• Goal:
Give the entries back exactly, dropping each image.
***** Records for the exercise *****
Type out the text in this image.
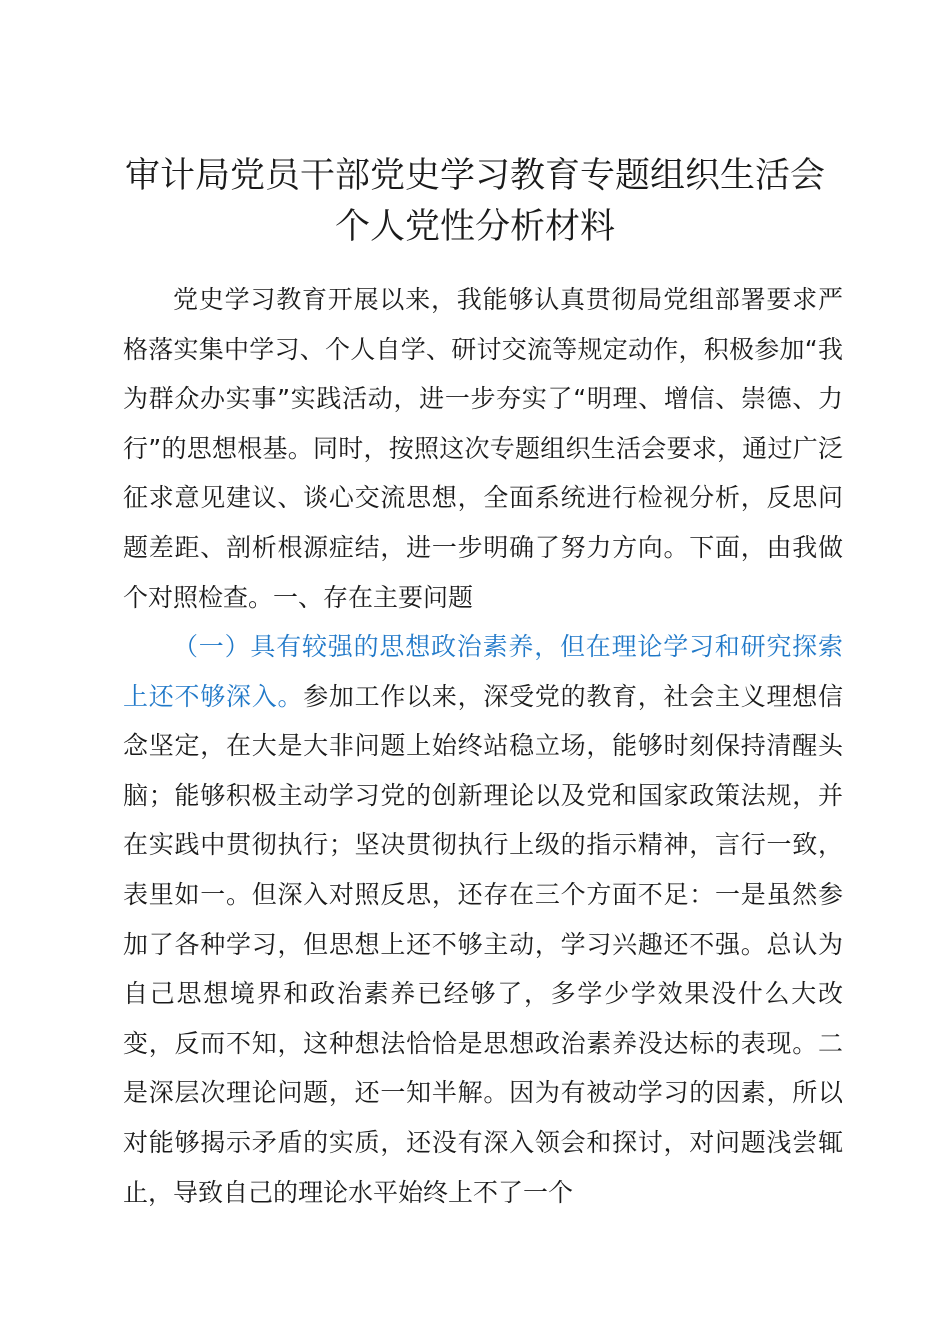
审计局党员干部党史学习教育专题组织生活会
个人党性分析材料

党史学习教育开展以来，我能够认真贯彻局党组部署要求严格落实集中学习、个人自学、研讨交流等规定动作，积极参加“我为群众办实事”实践活动，进一步夯实了“明理、增信、崇德、力行”的思想根基。同时，按照这次专题组织生活会要求，通过广泛征求意见建议、谈心交流思想，全面系统进行检视分析，反思问题差距、剖析根源症结，进一步明确了努力方向。下面，由我做个对照检查。一、存在主要问题

（一）具有较强的思想政治素养，但在理论学习和研究探索上还不够深入。参加工作以来，深受党的教育，社会主义理想信念坚定，在大是大非问题上始终站稳立场，能够时刻保持清醒头脑；能够积极主动学习党的创新理论以及党和国家政策法规，并在实践中贯彻执行；坚决贯彻执行上级的指示精神，言行一致，表里如一。但深入对照反思，还存在三个方面不足：一是虽然参加了各种学习，但思想上还不够主动，学习兴趣还不强。总认为自己思想境界和政治素养已经够了，多学少学效果没什么大改变，反而不知，这种想法恰恰是思想政治素养没达标的表现。二是深层次理论问题，还一知半解。因为有被动学习的因素，所以对能够揭示矛盾的实质，还没有深入领会和探讨，对问题浅尝辄止，导致自己的理论水平始终上不了一个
*****
• Task output:
Type out the text in this image.
审计局党员干部党史学习教育专题组织生活会
个人党性分析材料

党史学习教育开展以来，我能够认真贯彻局党组部署要求严格落实集中学习、个人自学、研讨交流等规定动作，积极参加“我为群众办实事”实践活动，进一步夯实了“明理、增信、崇德、力行”的思想根基。同时，按照这次专题组织生活会要求，通过广泛征求意见建议、谈心交流思想，全面系统进行检视分析，反思问题差距、剖析根源症结，进一步明确了努力方向。下面，由我做个对照检查。一、存在主要问题

（一）具有较强的思想政治素养，但在理论学习和研究探索上还不够深入。参加工作以来，深受党的教育，社会主义理想信念坚定，在大是大非问题上始终站稳立场，能够时刻保持清醒头脑；能够积极主动学习党的创新理论以及党和国家政策法规，并在实践中贯彻执行；坚决贯彻执行上级的指示精神，言行一致，表里如一。但深入对照反思，还存在三个方面不足：一是虽然参加了各种学习，但思想上还不够主动，学习兴趣还不强。总认为自己思想境界和政治素养已经够了，多学少学效果没什么大改变，反而不知，这种想法恰恰是思想政治素养没达标的表现。二是深层次理论问题，还一知半解。因为有被动学习的因素，所以对能够揭示矛盾的实质，还没有深入领会和探讨，对问题浅尝辄止，导致自己的理论水平始终上不了一个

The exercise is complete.